# What the task asks
Give only the number of lines where "horizontal" occurs.

# Extracted records
----------
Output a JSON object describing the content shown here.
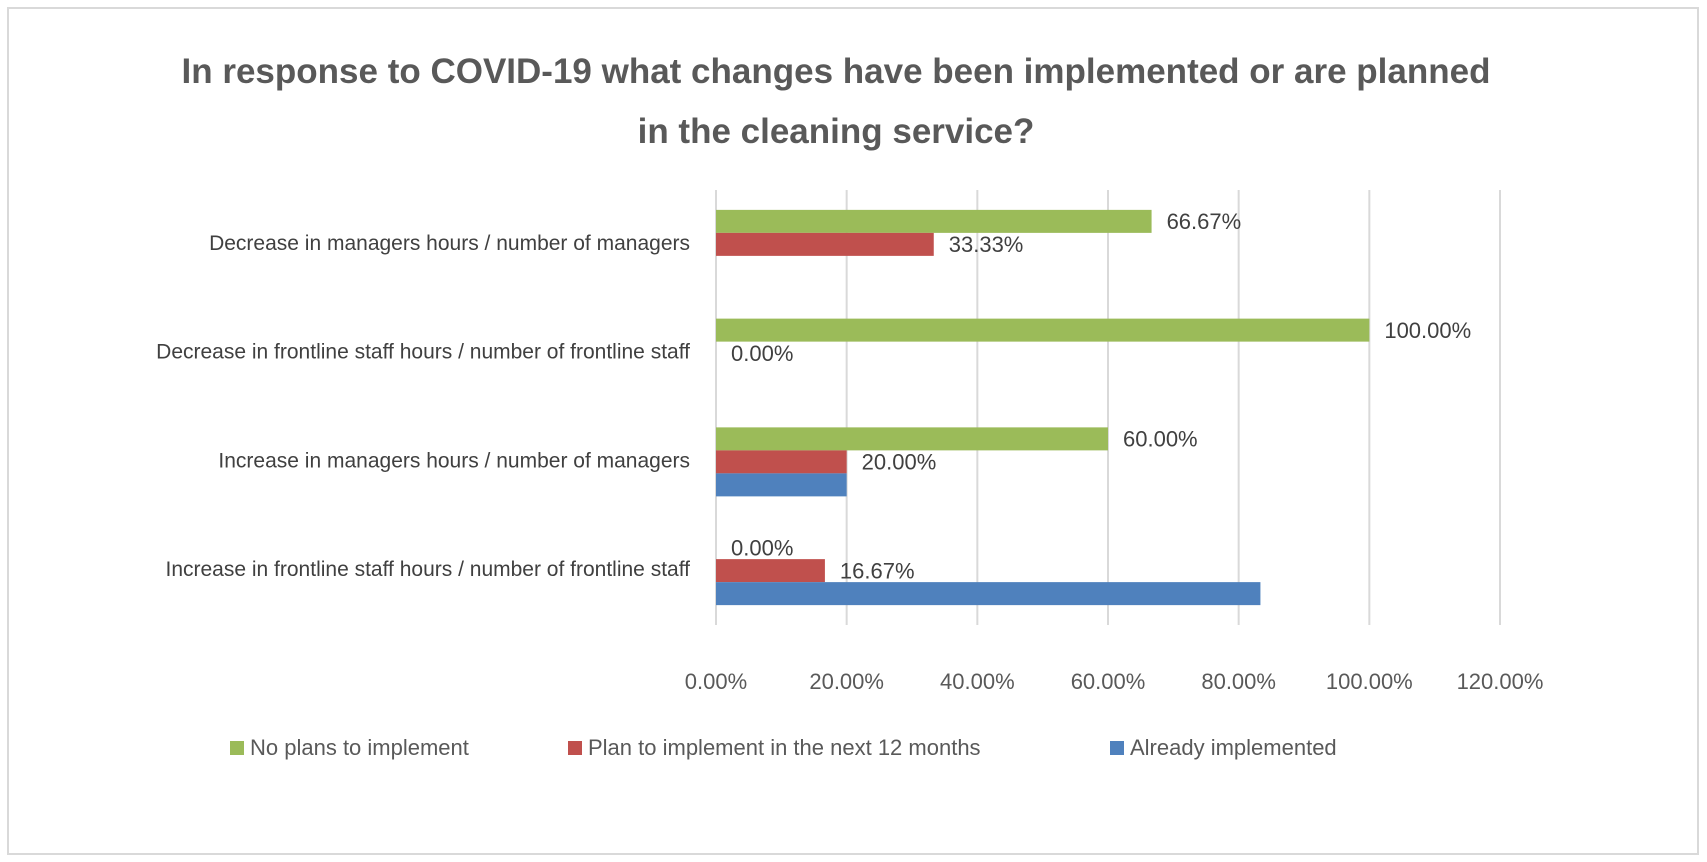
{
  "chart_data": {
    "type": "hbar",
    "title": "In response to COVID-19 what changes have been implemented or are planned in the cleaning service?",
    "categories": [
      "Decrease in managers hours / number of managers",
      "Decrease in frontline staff hours / number of frontline staff",
      "Increase in managers hours / number of managers",
      "Increase in frontline staff hours / number of frontline staff"
    ],
    "series": [
      {
        "name": "No plans to implement",
        "color": "#9bbb59",
        "values": [
          66.67,
          100,
          60,
          0
        ],
        "value_labels": [
          "66.67%",
          "100.00%",
          "60.00%",
          "0.00%"
        ]
      },
      {
        "name": "Plan to implement in the next 12 months",
        "color": "#c0504d",
        "values": [
          33.33,
          0,
          20,
          16.67
        ],
        "value_labels": [
          "33.33%",
          "0.00%",
          "20.00%",
          "16.67%"
        ]
      },
      {
        "name": "Already implemented",
        "color": "#4f81bd",
        "values": [
          null,
          null,
          20,
          83.33
        ]
      }
    ],
    "xlim": [
      0,
      120
    ],
    "xticks": [
      {
        "value": 0,
        "label": "0.00%"
      },
      {
        "value": 20,
        "label": "20.00%"
      },
      {
        "value": 40,
        "label": "40.00%"
      },
      {
        "value": 60,
        "label": "60.00%"
      },
      {
        "value": 80,
        "label": "80.00%"
      },
      {
        "value": 100,
        "label": "100.00%"
      },
      {
        "value": 120,
        "label": "120.00%"
      }
    ],
    "grid": true,
    "legend": "bottom"
  }
}
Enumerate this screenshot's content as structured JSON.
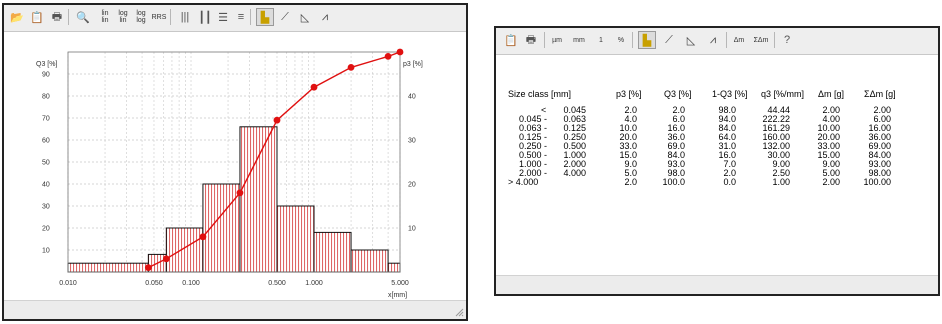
{
  "left_window": {
    "toolbar": {
      "buttons": [
        {
          "name": "open-icon",
          "glyph": "📂"
        },
        {
          "name": "copy-icon",
          "glyph": "📋"
        },
        {
          "name": "print-icon",
          "glyph": "🖶"
        },
        {
          "name": "zoom-icon",
          "glyph": "🔍"
        },
        {
          "name": "lin-lin-icon",
          "text": "lin\nlin"
        },
        {
          "name": "log-lin-icon",
          "text": "log\nlin"
        },
        {
          "name": "log-log-icon",
          "text": "log\nlog"
        },
        {
          "name": "rrs-icon",
          "text": "RRS"
        },
        {
          "name": "vertical-lines-icon",
          "glyph": "|||"
        },
        {
          "name": "vertical-lines-alt-icon",
          "glyph": "┃┃"
        },
        {
          "name": "horizontal-lines-icon",
          "glyph": "☰"
        },
        {
          "name": "horizontal-lines-alt-icon",
          "glyph": "≡"
        },
        {
          "name": "histogram-bars-icon",
          "glyph": "▙"
        },
        {
          "name": "cumulative-curve-icon",
          "glyph": "⟋"
        },
        {
          "name": "density-curve-icon",
          "glyph": "◺"
        },
        {
          "name": "mountain-curve-icon",
          "glyph": "⩘"
        }
      ]
    }
  },
  "chart_data": {
    "type": "bar",
    "x_scale": "log",
    "xlabel": "x[mm]",
    "ylabel_left": "Q3 [%]",
    "ylabel_right": "p3 [%]",
    "xlim": [
      0.01,
      5.0
    ],
    "ylim_left": [
      0,
      100
    ],
    "ylim_right": [
      0,
      50
    ],
    "x_ticks": [
      {
        "value": 0.01,
        "label": "0.010"
      },
      {
        "value": 0.05,
        "label": "0.050"
      },
      {
        "value": 0.1,
        "label": "0.100"
      },
      {
        "value": 0.5,
        "label": "0.500"
      },
      {
        "value": 1.0,
        "label": "1.000"
      },
      {
        "value": 5.0,
        "label": "5.000"
      }
    ],
    "y_ticks_left": [
      10,
      20,
      30,
      40,
      50,
      60,
      70,
      80,
      90
    ],
    "y_ticks_right": [
      10,
      20,
      30,
      40
    ],
    "histogram_p3": [
      {
        "from": 0.01,
        "to": 0.045,
        "value": 2.0
      },
      {
        "from": 0.045,
        "to": 0.063,
        "value": 4.0
      },
      {
        "from": 0.063,
        "to": 0.125,
        "value": 10.0
      },
      {
        "from": 0.125,
        "to": 0.25,
        "value": 20.0
      },
      {
        "from": 0.25,
        "to": 0.5,
        "value": 33.0
      },
      {
        "from": 0.5,
        "to": 1.0,
        "value": 15.0
      },
      {
        "from": 1.0,
        "to": 2.0,
        "value": 9.0
      },
      {
        "from": 2.0,
        "to": 4.0,
        "value": 5.0
      },
      {
        "from": 4.0,
        "to": 5.0,
        "value": 2.0
      }
    ],
    "cumulative_Q3": {
      "x": [
        0.045,
        0.063,
        0.125,
        0.25,
        0.5,
        1.0,
        2.0,
        4.0,
        5.0
      ],
      "y": [
        2.0,
        6.0,
        16.0,
        36.0,
        69.0,
        84.0,
        93.0,
        98.0,
        100.0
      ]
    },
    "colors": {
      "bar_fill": "#f3c6c6",
      "bar_hatch": "#d84a4a",
      "curve": "#e01010",
      "grid": "#c9c9c9"
    }
  },
  "right_window": {
    "toolbar": {
      "buttons": [
        {
          "name": "copy-icon",
          "glyph": "📋"
        },
        {
          "name": "print-icon",
          "glyph": "🖶"
        },
        {
          "name": "unit-um-button",
          "text": "µm"
        },
        {
          "name": "unit-mm-button",
          "text": "mm"
        },
        {
          "name": "factor-1-button",
          "text": "1"
        },
        {
          "name": "percent-button",
          "text": "%"
        },
        {
          "name": "histogram-bars-icon",
          "glyph": "▙"
        },
        {
          "name": "cumulative-curve-icon",
          "glyph": "⟋"
        },
        {
          "name": "density-curve-icon",
          "glyph": "◺"
        },
        {
          "name": "mountain-curve-icon",
          "glyph": "⩘"
        },
        {
          "name": "delta-m-button",
          "text": "Δm"
        },
        {
          "name": "sum-delta-m-button",
          "text": "ΣΔm"
        },
        {
          "name": "help-icon",
          "glyph": "?"
        }
      ]
    },
    "table": {
      "headers": [
        "Size class [mm]",
        "p3 [%]",
        "Q3 [%]",
        "1-Q3 [%]",
        "q3 [%/mm]",
        "Δm [g]",
        "ΣΔm [g]"
      ],
      "rows": [
        {
          "from": "<",
          "to": "0.045",
          "p3": "2.0",
          "Q3": "2.0",
          "oneMinusQ3": "98.0",
          "q3": "44.44",
          "dm": "2.00",
          "sdm": "2.00"
        },
        {
          "from": "0.045 -",
          "to": "0.063",
          "p3": "4.0",
          "Q3": "6.0",
          "oneMinusQ3": "94.0",
          "q3": "222.22",
          "dm": "4.00",
          "sdm": "6.00"
        },
        {
          "from": "0.063 -",
          "to": "0.125",
          "p3": "10.0",
          "Q3": "16.0",
          "oneMinusQ3": "84.0",
          "q3": "161.29",
          "dm": "10.00",
          "sdm": "16.00"
        },
        {
          "from": "0.125 -",
          "to": "0.250",
          "p3": "20.0",
          "Q3": "36.0",
          "oneMinusQ3": "64.0",
          "q3": "160.00",
          "dm": "20.00",
          "sdm": "36.00"
        },
        {
          "from": "0.250 -",
          "to": "0.500",
          "p3": "33.0",
          "Q3": "69.0",
          "oneMinusQ3": "31.0",
          "q3": "132.00",
          "dm": "33.00",
          "sdm": "69.00"
        },
        {
          "from": "0.500 -",
          "to": "1.000",
          "p3": "15.0",
          "Q3": "84.0",
          "oneMinusQ3": "16.0",
          "q3": "30.00",
          "dm": "15.00",
          "sdm": "84.00"
        },
        {
          "from": "1.000 -",
          "to": "2.000",
          "p3": "9.0",
          "Q3": "93.0",
          "oneMinusQ3": "7.0",
          "q3": "9.00",
          "dm": "9.00",
          "sdm": "93.00"
        },
        {
          "from": "2.000 -",
          "to": "4.000",
          "p3": "5.0",
          "Q3": "98.0",
          "oneMinusQ3": "2.0",
          "q3": "2.50",
          "dm": "5.00",
          "sdm": "98.00"
        },
        {
          "from": "> 4.000",
          "to": "",
          "p3": "2.0",
          "Q3": "100.0",
          "oneMinusQ3": "0.0",
          "q3": "1.00",
          "dm": "2.00",
          "sdm": "100.00"
        }
      ]
    }
  }
}
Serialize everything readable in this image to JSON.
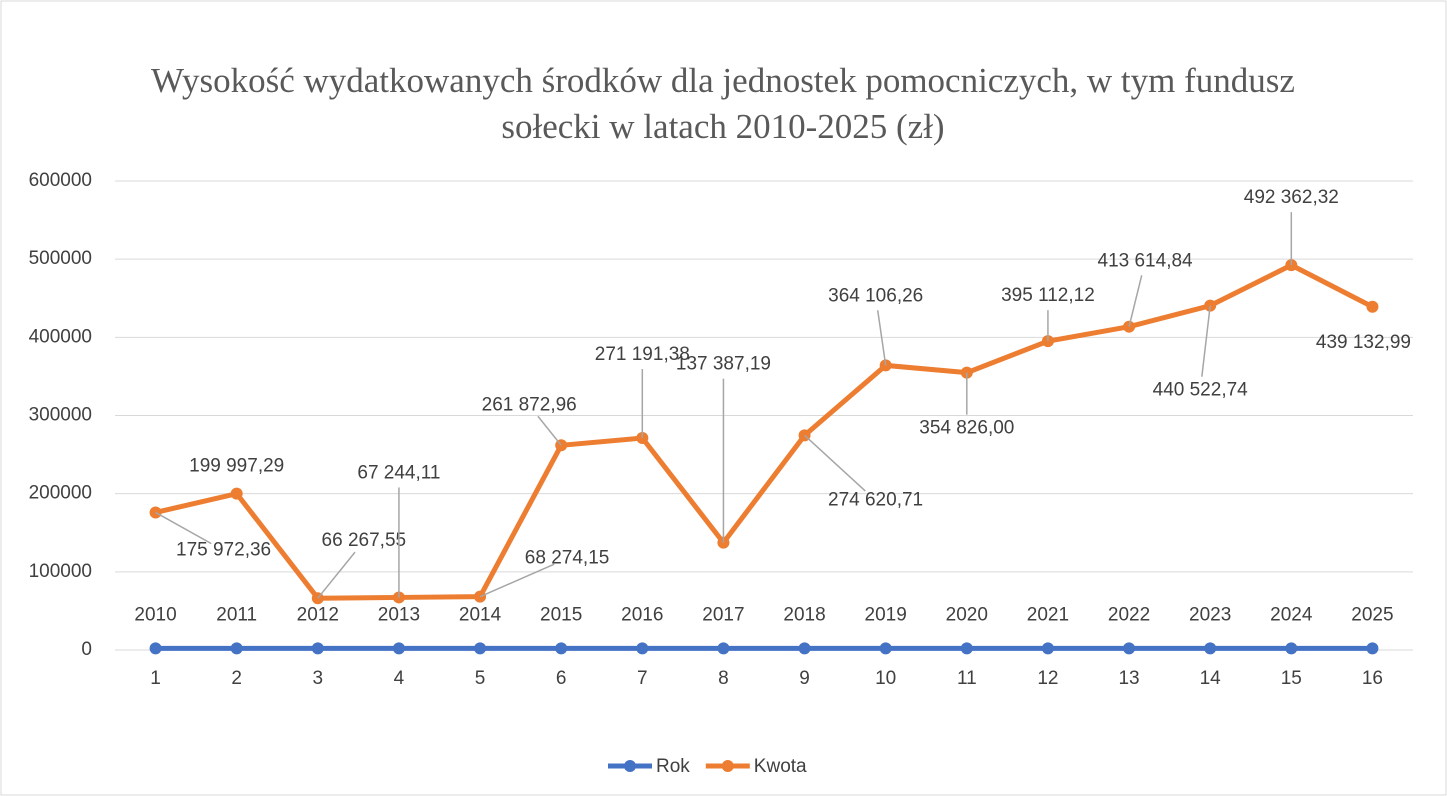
{
  "chart_data": {
    "type": "line",
    "title": "Wysokość wydatkowanych środków dla jednostek pomocniczych, w tym fundusz sołecki w latach 2010-2025 (zł)",
    "categories": [
      "1",
      "2",
      "3",
      "4",
      "5",
      "6",
      "7",
      "8",
      "9",
      "10",
      "11",
      "12",
      "13",
      "14",
      "15",
      "16"
    ],
    "series": [
      {
        "name": "Rok",
        "color": "#4472c4",
        "values": [
          2010,
          2011,
          2012,
          2013,
          2014,
          2015,
          2016,
          2017,
          2018,
          2019,
          2020,
          2021,
          2022,
          2023,
          2024,
          2025
        ]
      },
      {
        "name": "Kwota",
        "color": "#ed7d31",
        "values": [
          175972.36,
          199997.29,
          66267.55,
          67244.11,
          68274.15,
          261872.96,
          271191.38,
          137387.19,
          274620.71,
          364106.26,
          354826.0,
          395112.12,
          413614.84,
          440522.74,
          492362.32,
          439132.99
        ],
        "value_labels": [
          "175 972,36",
          "199 997,29",
          "66 267,55",
          "67 244,11",
          "68 274,15",
          "261 872,96",
          "271 191,38",
          "137 387,19",
          "274 620,71",
          "364 106,26",
          "354 826,00",
          "395 112,12",
          "413 614,84",
          "440 522,74",
          "492 362,32",
          "439 132,99"
        ]
      }
    ],
    "ylim": [
      0,
      600000
    ],
    "yticks": [
      0,
      100000,
      200000,
      300000,
      400000,
      500000,
      600000
    ],
    "grid": true,
    "legend": "bottom"
  }
}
----------
# Response to the exercise
2